== TO DO ==
Set out every line bearing the string "color".

== PROVIDED RECORDS ==
################

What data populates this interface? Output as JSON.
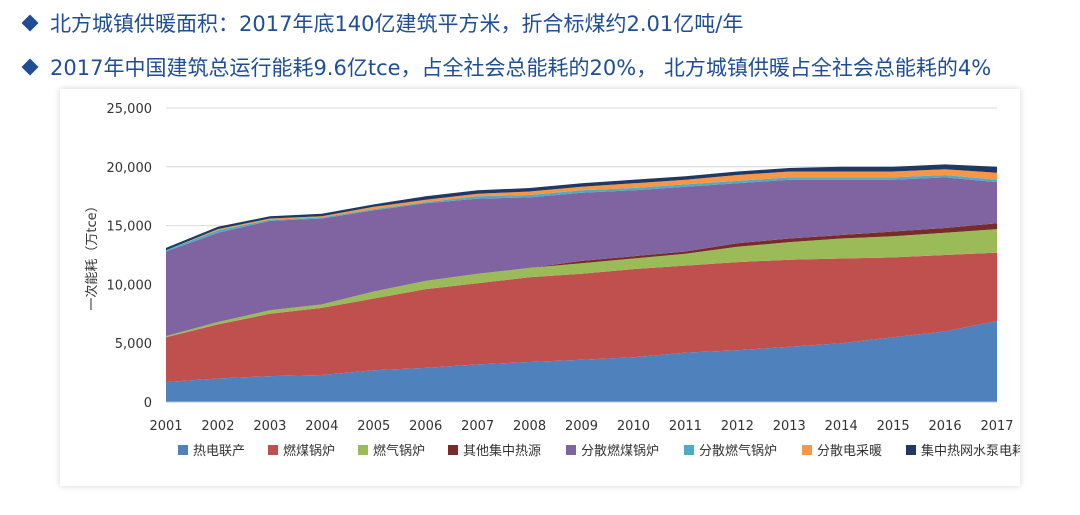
{
  "header": {
    "line1": "北方城镇供暖面积：2017年底140亿建筑平方米，折合标煤约2.01亿吨/年",
    "line2": "2017年中国建筑总运行能耗9.6亿tce，占全社会总能耗的20%， 北方城镇供暖占全社会总能耗的4%"
  },
  "chart_data": {
    "type": "area",
    "stacked": true,
    "ylabel": "一次能耗（万tce）",
    "xlabel": "",
    "ylim": [
      0,
      25000
    ],
    "yticks": [
      "0",
      "5,000",
      "10,000",
      "15,000",
      "20,000",
      "25,000"
    ],
    "ytick_values": [
      0,
      5000,
      10000,
      15000,
      20000,
      25000
    ],
    "grid": true,
    "legend_position": "bottom",
    "x": [
      "2001",
      "2002",
      "2003",
      "2004",
      "2005",
      "2006",
      "2007",
      "2008",
      "2009",
      "2010",
      "2011",
      "2012",
      "2013",
      "2014",
      "2015",
      "2016",
      "2017"
    ],
    "series": [
      {
        "name": "热电联产",
        "color": "#4f81bd",
        "values": [
          1700,
          2000,
          2200,
          2300,
          2700,
          2900,
          3200,
          3400,
          3600,
          3800,
          4200,
          4400,
          4700,
          5000,
          5500,
          6000,
          6900
        ]
      },
      {
        "name": "燃煤锅炉",
        "color": "#c0504d",
        "values": [
          3800,
          4600,
          5300,
          5700,
          6100,
          6700,
          6900,
          7200,
          7300,
          7500,
          7400,
          7500,
          7400,
          7200,
          6800,
          6500,
          5800
        ]
      },
      {
        "name": "燃气锅炉",
        "color": "#9bbb59",
        "values": [
          100,
          200,
          300,
          300,
          600,
          700,
          800,
          800,
          900,
          900,
          1000,
          1300,
          1500,
          1700,
          1800,
          1900,
          2000
        ]
      },
      {
        "name": "其他集中热源",
        "color": "#772c2a",
        "values": [
          0,
          0,
          0,
          0,
          0,
          0,
          0,
          0,
          200,
          200,
          200,
          300,
          300,
          300,
          400,
          400,
          500
        ]
      },
      {
        "name": "分散燃煤锅炉",
        "color": "#8064a2",
        "values": [
          7200,
          7600,
          7600,
          7300,
          6900,
          6600,
          6400,
          6000,
          5800,
          5600,
          5500,
          5100,
          5000,
          4700,
          4400,
          4300,
          3500
        ]
      },
      {
        "name": "分散燃气锅炉",
        "color": "#4bacc6",
        "values": [
          100,
          200,
          100,
          100,
          100,
          100,
          200,
          200,
          200,
          200,
          200,
          200,
          200,
          200,
          200,
          200,
          200
        ]
      },
      {
        "name": "分散电采暖",
        "color": "#f79646",
        "values": [
          0,
          100,
          100,
          100,
          200,
          200,
          200,
          300,
          300,
          400,
          400,
          500,
          500,
          500,
          500,
          500,
          600
        ]
      },
      {
        "name": "集中热网水泵电耗",
        "color": "#1f3864",
        "values": [
          200,
          200,
          200,
          200,
          200,
          300,
          300,
          300,
          300,
          300,
          300,
          300,
          300,
          400,
          400,
          400,
          500
        ]
      }
    ]
  }
}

################

== EXERCISE SOLUTION ==
        "color": "#4f81bd",
        "color": "#c0504d",
        "color": "#9bbb59",
        "color": "#772c2a",
        "color": "#8064a2",
        "color": "#4bacc6",
        "color": "#f79646",
        "color": "#1f3864",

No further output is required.